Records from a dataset
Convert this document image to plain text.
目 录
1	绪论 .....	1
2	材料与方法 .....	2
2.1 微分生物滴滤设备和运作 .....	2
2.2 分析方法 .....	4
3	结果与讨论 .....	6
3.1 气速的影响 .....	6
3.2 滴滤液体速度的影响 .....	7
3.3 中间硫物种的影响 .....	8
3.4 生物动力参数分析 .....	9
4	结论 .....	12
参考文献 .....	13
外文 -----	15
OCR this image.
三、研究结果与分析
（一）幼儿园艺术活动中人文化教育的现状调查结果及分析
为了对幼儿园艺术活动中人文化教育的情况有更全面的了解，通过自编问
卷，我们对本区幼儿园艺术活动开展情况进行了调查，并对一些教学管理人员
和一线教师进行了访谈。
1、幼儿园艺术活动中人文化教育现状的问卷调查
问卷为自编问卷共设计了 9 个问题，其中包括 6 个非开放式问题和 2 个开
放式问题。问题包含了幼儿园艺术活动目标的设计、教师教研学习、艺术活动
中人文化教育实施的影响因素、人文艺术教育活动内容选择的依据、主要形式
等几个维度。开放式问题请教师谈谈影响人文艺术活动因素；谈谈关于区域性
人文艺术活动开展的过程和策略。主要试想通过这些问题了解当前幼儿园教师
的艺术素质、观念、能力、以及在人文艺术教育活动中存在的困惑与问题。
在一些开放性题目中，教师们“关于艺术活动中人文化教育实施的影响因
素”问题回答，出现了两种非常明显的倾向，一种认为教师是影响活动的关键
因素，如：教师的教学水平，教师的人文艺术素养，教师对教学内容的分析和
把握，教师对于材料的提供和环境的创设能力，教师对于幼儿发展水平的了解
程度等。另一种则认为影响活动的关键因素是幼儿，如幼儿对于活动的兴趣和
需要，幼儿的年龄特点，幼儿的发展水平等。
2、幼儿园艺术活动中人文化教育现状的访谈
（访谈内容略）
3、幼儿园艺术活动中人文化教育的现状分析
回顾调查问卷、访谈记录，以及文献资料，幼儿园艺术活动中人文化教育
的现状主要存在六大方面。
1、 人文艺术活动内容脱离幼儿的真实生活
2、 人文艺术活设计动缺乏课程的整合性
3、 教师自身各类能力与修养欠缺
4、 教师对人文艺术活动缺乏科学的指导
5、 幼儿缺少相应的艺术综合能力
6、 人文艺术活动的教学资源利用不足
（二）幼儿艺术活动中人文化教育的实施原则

** Directive **
Copy the records above exactly as they appear.

** Reply to the task **
Convert this document image to plain text.
目 录
1	绪论 .....	1
2	材料与方法 .....	2
2.1 微分生物滴滤设备和运作 .....	2
2.2 分析方法 .....	4
3	结果与讨论 .....	6
3.1 气速的影响 .....	6
3.2 滴滤液体速度的影响 .....	7
3.3 中间硫物种的影响 .....	8
3.4 生物动力参数分析 .....	9
4	结论 .....	12
参考文献 .....	13
外文 -----	15
OCR this image.
三、研究结果与分析
（一）幼儿园艺术活动中人文化教育的现状调查结果及分析
为了对幼儿园艺术活动中人文化教育的情况有更全面的了解，通过自编问
卷，我们对本区幼儿园艺术活动开展情况进行了调查，并对一些教学管理人员
和一线教师进行了访谈。
1、幼儿园艺术活动中人文化教育现状的问卷调查
问卷为自编问卷共设计了 9 个问题，其中包括 6 个非开放式问题和 2 个开
放式问题。问题包含了幼儿园艺术活动目标的设计、教师教研学习、艺术活动
中人文化教育实施的影响因素、人文艺术教育活动内容选择的依据、主要形式
等几个维度。开放式问题请教师谈谈影响人文艺术活动因素；谈谈关于区域性
人文艺术活动开展的过程和策略。主要试想通过这些问题了解当前幼儿园教师
的艺术素质、观念、能力、以及在人文艺术教育活动中存在的困惑与问题。
在一些开放性题目中，教师们“关于艺术活动中人文化教育实施的影响因
素”问题回答，出现了两种非常明显的倾向，一种认为教师是影响活动的关键
因素，如：教师的教学水平，教师的人文艺术素养，教师对教学内容的分析和
把握，教师对于材料的提供和环境的创设能力，教师对于幼儿发展水平的了解
程度等。另一种则认为影响活动的关键因素是幼儿，如幼儿对于活动的兴趣和
需要，幼儿的年龄特点，幼儿的发展水平等。
2、幼儿园艺术活动中人文化教育现状的访谈
（访谈内容略）
3、幼儿园艺术活动中人文化教育的现状分析
回顾调查问卷、访谈记录，以及文献资料，幼儿园艺术活动中人文化教育
的现状主要存在六大方面。
1、 人文艺术活动内容脱离幼儿的真实生活
2、 人文艺术活设计动缺乏课程的整合性
3、 教师自身各类能力与修养欠缺
4、 教师对人文艺术活动缺乏科学的指导
5、 幼儿缺少相应的艺术综合能力
6、 人文艺术活动的教学资源利用不足
（二）幼儿艺术活动中人文化教育的实施原则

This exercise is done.